§ Given instruction
Go over the entries below line by line, copying each one that contains the word "Gasto".

§ Information shown
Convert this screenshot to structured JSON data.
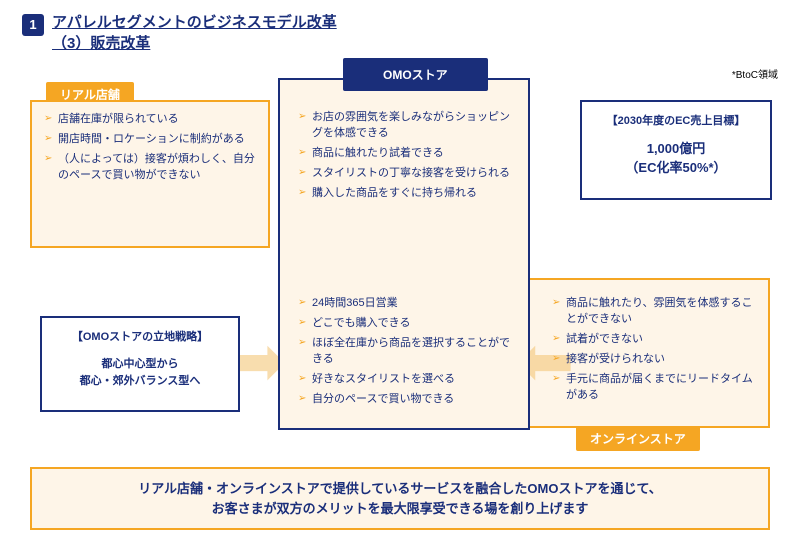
{
  "section_number": "1",
  "title_line1": "アパレルセグメントのビジネスモデル改革",
  "title_line2": "（3）販売改革",
  "note": "*BtoC領域",
  "tabs": {
    "real": "リアル店舗",
    "omo": "OMOストア",
    "online": "オンラインストア"
  },
  "real_items": [
    "店舗在庫が限られている",
    "開店時間・ロケーションに制約がある",
    "（人によっては）接客が煩わしく、自分のペースで買い物ができない"
  ],
  "omo1_items": [
    "お店の雰囲気を楽しみながらショッピングを体感できる",
    "商品に触れたり試着できる",
    "スタイリストの丁寧な接客を受けられる",
    "購入した商品をすぐに持ち帰れる"
  ],
  "omo2_items": [
    "24時間365日営業",
    "どこでも購入できる",
    "ほぼ全在庫から商品を選択することができる",
    "好きなスタイリストを選べる",
    "自分のペースで買い物できる"
  ],
  "online_items": [
    "商品に触れたり、雰囲気を体感することができない",
    "試着ができない",
    "接客が受けられない",
    "手元に商品が届くまでにリードタイムがある"
  ],
  "target": {
    "heading": "【2030年度のEC売上目標】",
    "value": "1,000億円",
    "sub": "（EC化率50%*）"
  },
  "strategy": {
    "heading": "【OMOストアの立地戦略】",
    "line1": "都心中心型から",
    "line2": "都心・郊外バランス型へ"
  },
  "footer_line1": "リアル店舗・オンラインストアで提供しているサービスを融合したOMOストアを通じて、",
  "footer_line2": "お客さまが双方のメリットを最大限享受できる場を創り上げます",
  "colors": {
    "navy": "#1a2e7a",
    "orange": "#f5a623",
    "cream": "#fef5e8"
  }
}
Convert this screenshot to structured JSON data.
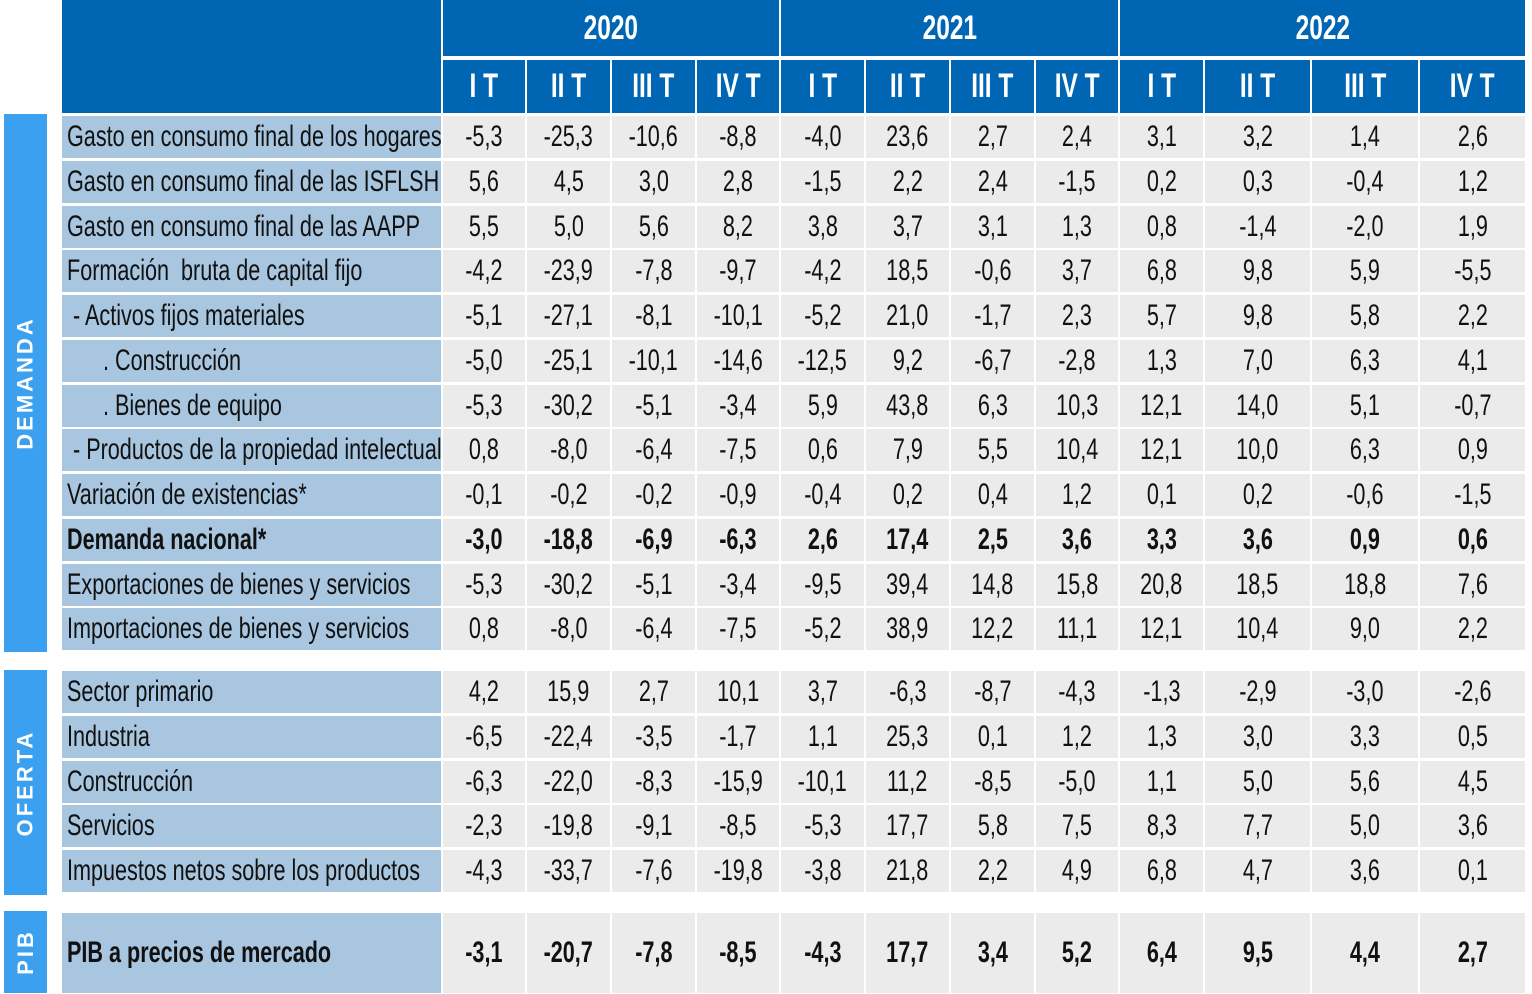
{
  "header": {
    "years": [
      "2020",
      "2021",
      "2022"
    ],
    "quarters": [
      "I T",
      "II T",
      "III T",
      "IV T",
      "I T",
      "II T",
      "III T",
      "IV T",
      "I T",
      "II T",
      "III T",
      "IV T"
    ]
  },
  "sections": [
    {
      "name": "DEMANDA",
      "rows": [
        {
          "label": "Gasto en consumo final de los hogares",
          "values": [
            "-5,3",
            "-25,3",
            "-10,6",
            "-8,8",
            "-4,0",
            "23,6",
            "2,7",
            "2,4",
            "3,1",
            "3,2",
            "1,4",
            "2,6"
          ]
        },
        {
          "label": "Gasto en consumo final de las ISFLSH",
          "values": [
            "5,6",
            "4,5",
            "3,0",
            "2,8",
            "-1,5",
            "2,2",
            "2,4",
            "-1,5",
            "0,2",
            "0,3",
            "-0,4",
            "1,2"
          ]
        },
        {
          "label": "Gasto en consumo final de las AAPP",
          "values": [
            "5,5",
            "5,0",
            "5,6",
            "8,2",
            "3,8",
            "3,7",
            "3,1",
            "1,3",
            "0,8",
            "-1,4",
            "-2,0",
            "1,9"
          ]
        },
        {
          "label": "Formación  bruta de capital fijo",
          "values": [
            "-4,2",
            "-23,9",
            "-7,8",
            "-9,7",
            "-4,2",
            "18,5",
            "-0,6",
            "3,7",
            "6,8",
            "9,8",
            "5,9",
            "-5,5"
          ]
        },
        {
          "label": " - Activos fijos materiales",
          "values": [
            "-5,1",
            "-27,1",
            "-8,1",
            "-10,1",
            "-5,2",
            "21,0",
            "-1,7",
            "2,3",
            "5,7",
            "9,8",
            "5,8",
            "2,2"
          ]
        },
        {
          "label": "      . Construcción",
          "values": [
            "-5,0",
            "-25,1",
            "-10,1",
            "-14,6",
            "-12,5",
            "9,2",
            "-6,7",
            "-2,8",
            "1,3",
            "7,0",
            "6,3",
            "4,1"
          ]
        },
        {
          "label": "      . Bienes de equipo",
          "values": [
            "-5,3",
            "-30,2",
            "-5,1",
            "-3,4",
            "5,9",
            "43,8",
            "6,3",
            "10,3",
            "12,1",
            "14,0",
            "5,1",
            "-0,7"
          ]
        },
        {
          "label": " - Productos de la propiedad intelectual",
          "values": [
            "0,8",
            "-8,0",
            "-6,4",
            "-7,5",
            "0,6",
            "7,9",
            "5,5",
            "10,4",
            "12,1",
            "10,0",
            "6,3",
            "0,9"
          ]
        },
        {
          "label": "Variación de existencias*",
          "values": [
            "-0,1",
            "-0,2",
            "-0,2",
            "-0,9",
            "-0,4",
            "0,2",
            "0,4",
            "1,2",
            "0,1",
            "0,2",
            "-0,6",
            "-1,5"
          ]
        },
        {
          "label": "Demanda nacional*",
          "bold": true,
          "values": [
            "-3,0",
            "-18,8",
            "-6,9",
            "-6,3",
            "2,6",
            "17,4",
            "2,5",
            "3,6",
            "3,3",
            "3,6",
            "0,9",
            "0,6"
          ]
        },
        {
          "label": "Exportaciones de bienes y servicios",
          "values": [
            "-5,3",
            "-30,2",
            "-5,1",
            "-3,4",
            "-9,5",
            "39,4",
            "14,8",
            "15,8",
            "20,8",
            "18,5",
            "18,8",
            "7,6"
          ]
        },
        {
          "label": "Importaciones de bienes y servicios",
          "values": [
            "0,8",
            "-8,0",
            "-6,4",
            "-7,5",
            "-5,2",
            "38,9",
            "12,2",
            "11,1",
            "12,1",
            "10,4",
            "9,0",
            "2,2"
          ]
        }
      ]
    },
    {
      "name": "OFERTA",
      "rows": [
        {
          "label": "Sector primario",
          "values": [
            "4,2",
            "15,9",
            "2,7",
            "10,1",
            "3,7",
            "-6,3",
            "-8,7",
            "-4,3",
            "-1,3",
            "-2,9",
            "-3,0",
            "-2,6"
          ]
        },
        {
          "label": "Industria",
          "values": [
            "-6,5",
            "-22,4",
            "-3,5",
            "-1,7",
            "1,1",
            "25,3",
            "0,1",
            "1,2",
            "1,3",
            "3,0",
            "3,3",
            "0,5"
          ]
        },
        {
          "label": "Construcción",
          "values": [
            "-6,3",
            "-22,0",
            "-8,3",
            "-15,9",
            "-10,1",
            "11,2",
            "-8,5",
            "-5,0",
            "1,1",
            "5,0",
            "5,6",
            "4,5"
          ]
        },
        {
          "label": "Servicios",
          "values": [
            "-2,3",
            "-19,8",
            "-9,1",
            "-8,5",
            "-5,3",
            "17,7",
            "5,8",
            "7,5",
            "8,3",
            "7,7",
            "5,0",
            "3,6"
          ]
        },
        {
          "label": "Impuestos netos sobre los productos",
          "values": [
            "-4,3",
            "-33,7",
            "-7,6",
            "-19,8",
            "-3,8",
            "21,8",
            "2,2",
            "4,9",
            "6,8",
            "4,7",
            "3,6",
            "0,1"
          ]
        }
      ]
    },
    {
      "name": "PIB",
      "rows": [
        {
          "label": "PIB a precios de mercado",
          "bold": true,
          "values": [
            "-3,1",
            "-20,7",
            "-7,8",
            "-8,5",
            "-4,3",
            "17,7",
            "3,4",
            "5,2",
            "6,4",
            "9,5",
            "4,4",
            "2,7"
          ]
        }
      ]
    }
  ]
}
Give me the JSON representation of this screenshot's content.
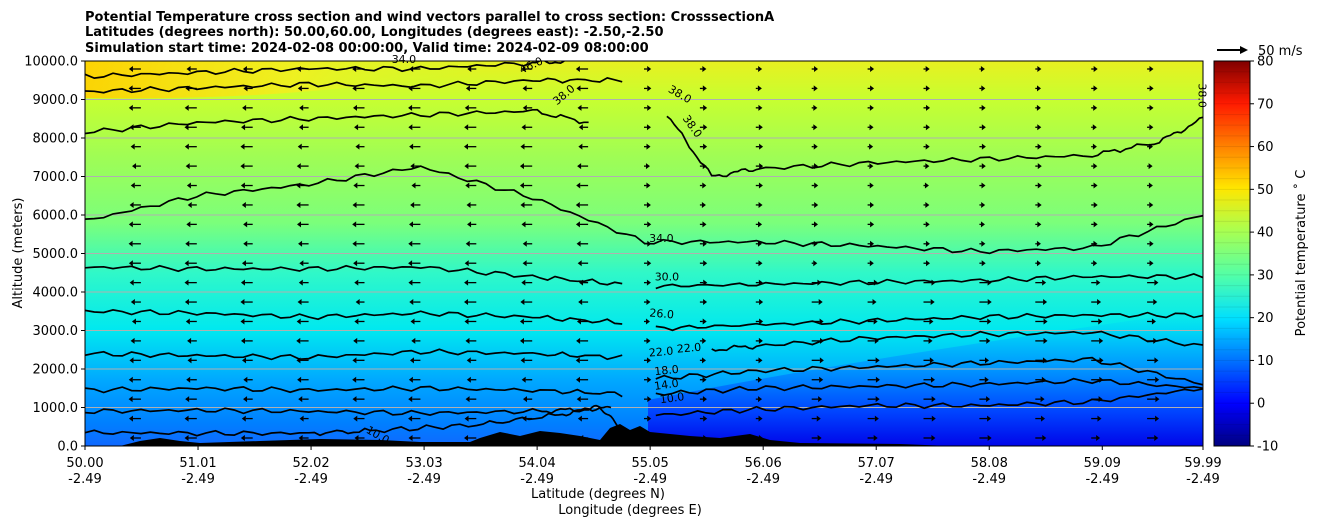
{
  "chart_data": {
    "type": "contourf",
    "title_lines": [
      "Potential Temperature cross section and wind vectors parallel to cross section: CrosssectionA",
      "Latitudes (degrees north): 50.00,60.00, Longitudes (degrees east): -2.50,-2.50",
      "Simulation start time: 2024-02-08 00:00:00, Valid time: 2024-02-09 08:00:00"
    ],
    "xlabel_lat": "Latitude (degrees N)",
    "xlabel_lon": "Longitude (degrees E)",
    "ylabel": "Altitude (meters)",
    "xlim": [
      50.0,
      59.99
    ],
    "ylim": [
      0,
      10000
    ],
    "x_ticks": [
      {
        "lat": "50.00",
        "lon": "-2.49",
        "value": 50.0
      },
      {
        "lat": "51.01",
        "lon": "-2.49",
        "value": 51.01
      },
      {
        "lat": "52.02",
        "lon": "-2.49",
        "value": 52.02
      },
      {
        "lat": "53.03",
        "lon": "-2.49",
        "value": 53.03
      },
      {
        "lat": "54.04",
        "lon": "-2.49",
        "value": 54.04
      },
      {
        "lat": "55.05",
        "lon": "-2.49",
        "value": 55.05
      },
      {
        "lat": "56.06",
        "lon": "-2.49",
        "value": 56.06
      },
      {
        "lat": "57.07",
        "lon": "-2.49",
        "value": 57.07
      },
      {
        "lat": "58.08",
        "lon": "-2.49",
        "value": 58.08
      },
      {
        "lat": "59.09",
        "lon": "-2.49",
        "value": 59.09
      },
      {
        "lat": "59.99",
        "lon": "-2.49",
        "value": 59.99
      }
    ],
    "y_ticks": [
      0,
      1000,
      2000,
      3000,
      4000,
      5000,
      6000,
      7000,
      8000,
      9000,
      10000
    ],
    "y_tick_labels": [
      "0.0",
      "1000.0",
      "2000.0",
      "3000.0",
      "4000.0",
      "5000.0",
      "6000.0",
      "7000.0",
      "8000.0",
      "9000.0",
      "10000.0"
    ],
    "grid": true,
    "colorbar": {
      "label": "Potential temperature ˚ C",
      "min": -10,
      "max": 80,
      "ticks": [
        -10,
        0,
        10,
        20,
        30,
        40,
        50,
        60,
        70,
        80
      ],
      "colormap": "jet"
    },
    "quiver_key": {
      "label": "50 m/s",
      "speed": 50
    },
    "contour_levels": [
      10,
      14,
      18,
      22,
      26,
      30,
      34,
      38,
      42,
      46
    ],
    "contour_labels": [
      {
        "text": "10.0",
        "x": 55.25,
        "y": 1150,
        "angle": -8
      },
      {
        "text": "14.0",
        "x": 55.2,
        "y": 1500,
        "angle": -8
      },
      {
        "text": "18.0",
        "x": 55.2,
        "y": 1870,
        "angle": -6
      },
      {
        "text": "22.0",
        "x": 55.15,
        "y": 2350,
        "angle": -5
      },
      {
        "text": "22.0",
        "x": 55.4,
        "y": 2450,
        "angle": -5
      },
      {
        "text": "26.0",
        "x": 55.15,
        "y": 3340,
        "angle": 5
      },
      {
        "text": "30.0",
        "x": 55.2,
        "y": 4300,
        "angle": 0
      },
      {
        "text": "34.0",
        "x": 55.15,
        "y": 5300,
        "angle": 0
      },
      {
        "text": "38.0",
        "x": 54.3,
        "y": 9050,
        "angle": -40
      },
      {
        "text": "38.0",
        "x": 55.3,
        "y": 9050,
        "angle": 30
      },
      {
        "text": "38.0",
        "x": 55.4,
        "y": 8250,
        "angle": 55
      },
      {
        "text": "38.0",
        "x": 59.95,
        "y": 9100,
        "angle": 90
      },
      {
        "text": "46.0",
        "x": 54.0,
        "y": 9800,
        "angle": -25
      },
      {
        "text": "34.0",
        "x": 52.85,
        "y": 9950,
        "angle": 0
      },
      {
        "text": "10.0",
        "x": 52.6,
        "y": 200,
        "angle": 30
      }
    ],
    "isotherms": [
      {
        "level": 10,
        "points": [
          [
            50,
            350
          ],
          [
            51,
            330
          ],
          [
            52,
            330
          ],
          [
            52.6,
            400
          ],
          [
            53.5,
            550
          ],
          [
            54.2,
            800
          ],
          [
            54.6,
            1000
          ],
          [
            54.8,
            400
          ]
        ]
      },
      {
        "level": 10,
        "points": [
          [
            55.1,
            800
          ],
          [
            56,
            950
          ],
          [
            57,
            1050
          ],
          [
            58,
            1050
          ],
          [
            59,
            1150
          ],
          [
            59.99,
            1500
          ]
        ]
      },
      {
        "level": 14,
        "points": [
          [
            50,
            900
          ],
          [
            51,
            930
          ],
          [
            52,
            900
          ],
          [
            53,
            850
          ],
          [
            54,
            900
          ],
          [
            54.5,
            950
          ],
          [
            54.7,
            1050
          ]
        ]
      },
      {
        "level": 14,
        "points": [
          [
            55.1,
            1350
          ],
          [
            56,
            1500
          ],
          [
            57,
            1550
          ],
          [
            58,
            1600
          ],
          [
            59,
            1700
          ],
          [
            59.99,
            1500
          ]
        ]
      },
      {
        "level": 18,
        "points": [
          [
            50,
            1450
          ],
          [
            51,
            1500
          ],
          [
            52,
            1450
          ],
          [
            53,
            1500
          ],
          [
            54,
            1450
          ],
          [
            54.8,
            1350
          ]
        ]
      },
      {
        "level": 18,
        "points": [
          [
            55.1,
            1750
          ],
          [
            56,
            1950
          ],
          [
            57,
            2050
          ],
          [
            58,
            2150
          ],
          [
            59,
            2250
          ],
          [
            59.99,
            1600
          ]
        ]
      },
      {
        "level": 22,
        "points": [
          [
            50,
            2400
          ],
          [
            51,
            2350
          ],
          [
            52,
            2300
          ],
          [
            53,
            2450
          ],
          [
            54,
            2400
          ],
          [
            54.8,
            2300
          ]
        ]
      },
      {
        "level": 22,
        "points": [
          [
            55.6,
            2500
          ],
          [
            56,
            2600
          ],
          [
            57,
            2800
          ],
          [
            58,
            2900
          ],
          [
            59,
            2950
          ],
          [
            59.99,
            2600
          ]
        ]
      },
      {
        "level": 26,
        "points": [
          [
            50,
            3500
          ],
          [
            51,
            3450
          ],
          [
            52,
            3350
          ],
          [
            53,
            3450
          ],
          [
            54,
            3350
          ],
          [
            54.8,
            3200
          ]
        ]
      },
      {
        "level": 26,
        "points": [
          [
            55.1,
            3050
          ],
          [
            56,
            3150
          ],
          [
            57,
            3250
          ],
          [
            58,
            3350
          ],
          [
            59,
            3400
          ],
          [
            59.99,
            3400
          ]
        ]
      },
      {
        "level": 30,
        "points": [
          [
            50,
            4650
          ],
          [
            51,
            4600
          ],
          [
            52,
            4600
          ],
          [
            53,
            4650
          ],
          [
            54,
            4400
          ],
          [
            54.8,
            4200
          ]
        ]
      },
      {
        "level": 30,
        "points": [
          [
            55.1,
            4150
          ],
          [
            56,
            4200
          ],
          [
            57,
            4250
          ],
          [
            58,
            4300
          ],
          [
            59,
            4400
          ],
          [
            59.99,
            4400
          ]
        ]
      },
      {
        "level": 34,
        "points": [
          [
            50,
            5850
          ],
          [
            51,
            6500
          ],
          [
            52,
            6800
          ],
          [
            53,
            7250
          ],
          [
            54,
            6450
          ],
          [
            55,
            5300
          ],
          [
            56,
            5300
          ],
          [
            57,
            5200
          ],
          [
            58,
            5050
          ],
          [
            59,
            5150
          ],
          [
            59.99,
            6000
          ]
        ]
      },
      {
        "level": 38,
        "points": [
          [
            50,
            8150
          ],
          [
            51,
            8400
          ],
          [
            52,
            8500
          ],
          [
            53,
            8600
          ],
          [
            54,
            8700
          ],
          [
            54.5,
            8400
          ]
        ]
      },
      {
        "level": 38,
        "points": [
          [
            55.2,
            8600
          ],
          [
            55.6,
            7000
          ],
          [
            56,
            7200
          ],
          [
            57,
            7350
          ],
          [
            58,
            7450
          ],
          [
            59,
            7550
          ],
          [
            59.6,
            7900
          ],
          [
            59.99,
            8500
          ]
        ]
      },
      {
        "level": 42,
        "points": [
          [
            50,
            9200
          ],
          [
            51,
            9300
          ],
          [
            52,
            9400
          ],
          [
            53,
            9350
          ],
          [
            54,
            9500
          ],
          [
            54.8,
            9500
          ]
        ]
      },
      {
        "level": 46,
        "points": [
          [
            50,
            9600
          ],
          [
            51,
            9700
          ],
          [
            52,
            9800
          ],
          [
            53,
            9800
          ],
          [
            54,
            9950
          ],
          [
            54.3,
            10000
          ]
        ]
      }
    ]
  }
}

§ The reply
          "label": "Gasto en consumo final de los hogares",
          "label": "Gasto en consumo final de las ISFLSH",
          "label": "Gasto en consumo final de las AAPP",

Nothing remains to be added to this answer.